→ **EXERCISE INSTRUCTIONS**: Look through the listing and locate every line containing the word "متوسط"; copy those lines.

→ **INPUT**:

• • • • •

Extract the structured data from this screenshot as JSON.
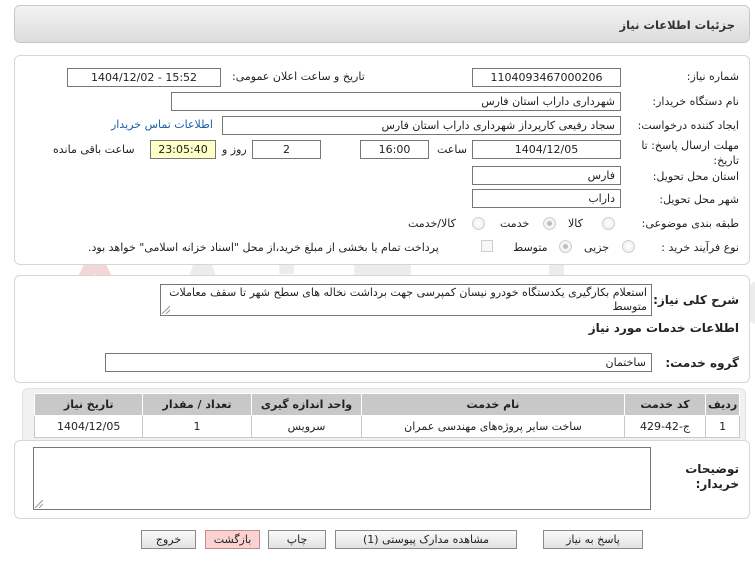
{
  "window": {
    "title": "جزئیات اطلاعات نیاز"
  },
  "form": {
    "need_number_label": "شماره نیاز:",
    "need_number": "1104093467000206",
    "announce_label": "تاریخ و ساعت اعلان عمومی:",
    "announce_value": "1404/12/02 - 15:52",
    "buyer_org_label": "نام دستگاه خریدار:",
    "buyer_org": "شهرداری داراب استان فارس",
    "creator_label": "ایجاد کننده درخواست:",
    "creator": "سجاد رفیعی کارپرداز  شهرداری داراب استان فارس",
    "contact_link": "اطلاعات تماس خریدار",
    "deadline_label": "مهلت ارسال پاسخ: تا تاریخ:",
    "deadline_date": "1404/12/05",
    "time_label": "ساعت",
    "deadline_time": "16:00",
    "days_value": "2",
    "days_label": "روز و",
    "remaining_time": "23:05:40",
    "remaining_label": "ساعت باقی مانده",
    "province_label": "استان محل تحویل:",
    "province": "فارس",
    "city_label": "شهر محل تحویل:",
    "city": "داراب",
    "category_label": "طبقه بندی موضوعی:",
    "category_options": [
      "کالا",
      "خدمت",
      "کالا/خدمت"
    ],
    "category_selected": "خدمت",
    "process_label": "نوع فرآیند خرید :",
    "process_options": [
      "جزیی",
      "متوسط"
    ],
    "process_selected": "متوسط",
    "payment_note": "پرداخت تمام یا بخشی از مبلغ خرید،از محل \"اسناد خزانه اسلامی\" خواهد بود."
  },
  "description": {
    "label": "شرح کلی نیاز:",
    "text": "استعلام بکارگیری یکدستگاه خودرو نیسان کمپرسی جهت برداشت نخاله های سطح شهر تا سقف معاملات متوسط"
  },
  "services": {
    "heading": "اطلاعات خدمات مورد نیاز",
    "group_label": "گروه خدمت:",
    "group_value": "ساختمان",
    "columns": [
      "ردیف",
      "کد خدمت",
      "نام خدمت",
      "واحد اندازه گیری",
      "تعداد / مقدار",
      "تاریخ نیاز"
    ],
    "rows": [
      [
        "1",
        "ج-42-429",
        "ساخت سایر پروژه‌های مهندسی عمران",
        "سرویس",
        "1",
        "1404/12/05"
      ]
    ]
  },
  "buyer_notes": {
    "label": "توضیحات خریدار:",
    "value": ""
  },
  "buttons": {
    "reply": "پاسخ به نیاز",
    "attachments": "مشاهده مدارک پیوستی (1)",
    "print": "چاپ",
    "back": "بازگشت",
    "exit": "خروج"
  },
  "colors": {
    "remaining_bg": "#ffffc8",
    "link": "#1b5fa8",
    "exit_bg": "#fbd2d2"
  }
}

• • • • •

→ **OUTPUT FOR THIS TASK**:
      "متوسط"
    "process_selected": "متوسط",
    "text": "استعلام بکارگیری یکدستگاه خودرو نیسان کمپرسی جهت برداشت نخاله های سطح شهر تا سقف معاملات متوسط"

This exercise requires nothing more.